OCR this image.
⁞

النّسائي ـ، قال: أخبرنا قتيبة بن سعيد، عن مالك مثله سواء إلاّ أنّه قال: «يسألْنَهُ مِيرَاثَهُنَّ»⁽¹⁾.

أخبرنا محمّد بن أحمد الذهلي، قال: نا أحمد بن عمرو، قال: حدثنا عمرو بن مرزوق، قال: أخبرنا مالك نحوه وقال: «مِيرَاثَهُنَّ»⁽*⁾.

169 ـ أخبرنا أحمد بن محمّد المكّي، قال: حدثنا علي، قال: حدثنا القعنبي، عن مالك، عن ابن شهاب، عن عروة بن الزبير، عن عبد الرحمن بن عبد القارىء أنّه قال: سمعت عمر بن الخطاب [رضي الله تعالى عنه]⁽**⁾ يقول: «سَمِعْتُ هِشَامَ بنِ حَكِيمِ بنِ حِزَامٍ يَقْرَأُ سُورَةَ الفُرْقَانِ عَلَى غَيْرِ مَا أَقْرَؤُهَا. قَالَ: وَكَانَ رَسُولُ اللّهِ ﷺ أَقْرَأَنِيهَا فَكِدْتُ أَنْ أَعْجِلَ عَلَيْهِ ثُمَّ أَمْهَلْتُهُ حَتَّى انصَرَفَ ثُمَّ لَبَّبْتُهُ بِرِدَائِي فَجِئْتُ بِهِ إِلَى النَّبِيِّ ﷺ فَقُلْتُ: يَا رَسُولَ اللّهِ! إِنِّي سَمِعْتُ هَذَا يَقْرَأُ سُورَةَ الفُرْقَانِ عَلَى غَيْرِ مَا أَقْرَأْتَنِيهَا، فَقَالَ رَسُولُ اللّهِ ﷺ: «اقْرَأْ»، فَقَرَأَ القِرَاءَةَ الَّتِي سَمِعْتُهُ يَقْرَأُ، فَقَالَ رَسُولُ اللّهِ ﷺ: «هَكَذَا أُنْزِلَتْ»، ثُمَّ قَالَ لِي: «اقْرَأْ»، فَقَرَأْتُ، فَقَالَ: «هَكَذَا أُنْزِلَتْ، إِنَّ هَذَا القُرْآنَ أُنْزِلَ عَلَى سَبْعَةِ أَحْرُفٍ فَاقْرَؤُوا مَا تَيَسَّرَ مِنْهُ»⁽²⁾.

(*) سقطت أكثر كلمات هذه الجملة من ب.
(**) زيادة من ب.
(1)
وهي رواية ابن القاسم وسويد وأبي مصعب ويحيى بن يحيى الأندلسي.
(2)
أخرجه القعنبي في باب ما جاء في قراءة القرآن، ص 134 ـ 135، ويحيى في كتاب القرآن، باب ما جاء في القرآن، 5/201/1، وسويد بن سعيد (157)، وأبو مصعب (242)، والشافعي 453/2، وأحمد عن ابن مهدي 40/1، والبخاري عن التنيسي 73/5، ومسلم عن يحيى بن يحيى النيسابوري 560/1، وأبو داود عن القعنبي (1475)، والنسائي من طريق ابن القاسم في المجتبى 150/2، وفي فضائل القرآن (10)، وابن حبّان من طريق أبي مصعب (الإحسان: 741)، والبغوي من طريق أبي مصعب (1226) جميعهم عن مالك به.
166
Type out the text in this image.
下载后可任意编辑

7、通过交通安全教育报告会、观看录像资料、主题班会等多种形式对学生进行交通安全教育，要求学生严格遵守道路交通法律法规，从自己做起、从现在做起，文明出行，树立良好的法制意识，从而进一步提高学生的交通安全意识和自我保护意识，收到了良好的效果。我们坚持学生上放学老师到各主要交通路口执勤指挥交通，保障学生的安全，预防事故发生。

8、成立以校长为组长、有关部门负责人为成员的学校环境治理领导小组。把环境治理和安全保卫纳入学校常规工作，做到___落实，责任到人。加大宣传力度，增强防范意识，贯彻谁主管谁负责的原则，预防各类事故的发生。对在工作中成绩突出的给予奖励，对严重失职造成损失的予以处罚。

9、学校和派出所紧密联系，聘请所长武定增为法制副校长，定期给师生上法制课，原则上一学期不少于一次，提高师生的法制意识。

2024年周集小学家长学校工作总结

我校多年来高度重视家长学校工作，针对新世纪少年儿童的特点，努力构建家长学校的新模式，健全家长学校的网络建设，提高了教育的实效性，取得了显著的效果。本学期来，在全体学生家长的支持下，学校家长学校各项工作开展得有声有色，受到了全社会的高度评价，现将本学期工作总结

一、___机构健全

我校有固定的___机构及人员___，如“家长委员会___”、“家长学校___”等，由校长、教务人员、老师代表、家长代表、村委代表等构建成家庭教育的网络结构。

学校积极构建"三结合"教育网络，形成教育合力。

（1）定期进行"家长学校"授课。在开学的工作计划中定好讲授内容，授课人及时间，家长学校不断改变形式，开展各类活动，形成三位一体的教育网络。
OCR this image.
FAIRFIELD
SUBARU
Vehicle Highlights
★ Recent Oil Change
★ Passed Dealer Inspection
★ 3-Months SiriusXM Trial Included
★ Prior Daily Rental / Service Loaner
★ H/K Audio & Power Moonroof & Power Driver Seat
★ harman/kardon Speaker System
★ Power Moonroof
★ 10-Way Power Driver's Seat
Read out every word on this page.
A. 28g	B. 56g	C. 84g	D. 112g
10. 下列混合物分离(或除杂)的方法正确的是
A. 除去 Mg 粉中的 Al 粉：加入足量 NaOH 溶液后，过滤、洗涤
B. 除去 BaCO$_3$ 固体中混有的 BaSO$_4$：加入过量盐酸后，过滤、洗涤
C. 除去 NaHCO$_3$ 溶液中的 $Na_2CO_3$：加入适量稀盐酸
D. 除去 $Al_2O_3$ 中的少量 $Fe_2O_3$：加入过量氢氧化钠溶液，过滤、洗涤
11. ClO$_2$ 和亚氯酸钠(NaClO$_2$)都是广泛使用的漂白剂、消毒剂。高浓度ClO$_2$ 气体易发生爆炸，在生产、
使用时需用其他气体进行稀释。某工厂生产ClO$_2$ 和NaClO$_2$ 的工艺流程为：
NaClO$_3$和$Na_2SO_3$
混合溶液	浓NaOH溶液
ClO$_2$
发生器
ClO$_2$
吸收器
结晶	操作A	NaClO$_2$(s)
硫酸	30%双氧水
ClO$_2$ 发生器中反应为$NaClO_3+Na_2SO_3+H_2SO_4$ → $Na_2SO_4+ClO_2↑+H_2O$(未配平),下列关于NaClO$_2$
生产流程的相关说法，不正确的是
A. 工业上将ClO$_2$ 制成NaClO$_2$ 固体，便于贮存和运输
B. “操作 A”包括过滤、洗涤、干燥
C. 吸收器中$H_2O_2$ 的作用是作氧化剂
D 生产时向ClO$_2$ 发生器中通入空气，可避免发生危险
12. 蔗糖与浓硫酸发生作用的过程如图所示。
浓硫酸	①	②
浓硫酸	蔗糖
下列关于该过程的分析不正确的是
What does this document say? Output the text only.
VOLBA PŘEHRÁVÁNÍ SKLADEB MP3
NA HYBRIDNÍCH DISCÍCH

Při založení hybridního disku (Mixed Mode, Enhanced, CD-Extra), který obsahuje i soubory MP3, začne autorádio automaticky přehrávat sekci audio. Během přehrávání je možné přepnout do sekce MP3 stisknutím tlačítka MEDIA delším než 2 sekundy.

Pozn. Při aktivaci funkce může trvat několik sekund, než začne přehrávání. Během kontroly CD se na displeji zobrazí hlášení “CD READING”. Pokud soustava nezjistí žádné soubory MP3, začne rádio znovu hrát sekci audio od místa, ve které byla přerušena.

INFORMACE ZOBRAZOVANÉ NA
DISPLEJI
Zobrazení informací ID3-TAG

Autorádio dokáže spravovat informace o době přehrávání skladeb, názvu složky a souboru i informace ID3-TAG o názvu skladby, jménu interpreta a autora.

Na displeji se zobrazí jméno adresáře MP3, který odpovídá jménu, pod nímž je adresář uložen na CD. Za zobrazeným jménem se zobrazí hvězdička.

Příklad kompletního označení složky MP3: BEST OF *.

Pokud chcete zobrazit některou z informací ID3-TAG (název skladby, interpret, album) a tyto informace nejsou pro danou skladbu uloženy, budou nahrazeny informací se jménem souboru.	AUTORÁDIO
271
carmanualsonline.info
● ● ● ● ● ● ●
WHAT THE TASK REQUIRES:
Go through the material and copy out every line with "Seat" in it.

RESPONSE:
★ H/K Audio & Power Moonroof & Power Driver Seat
★ 10-Way Power Driver's Seat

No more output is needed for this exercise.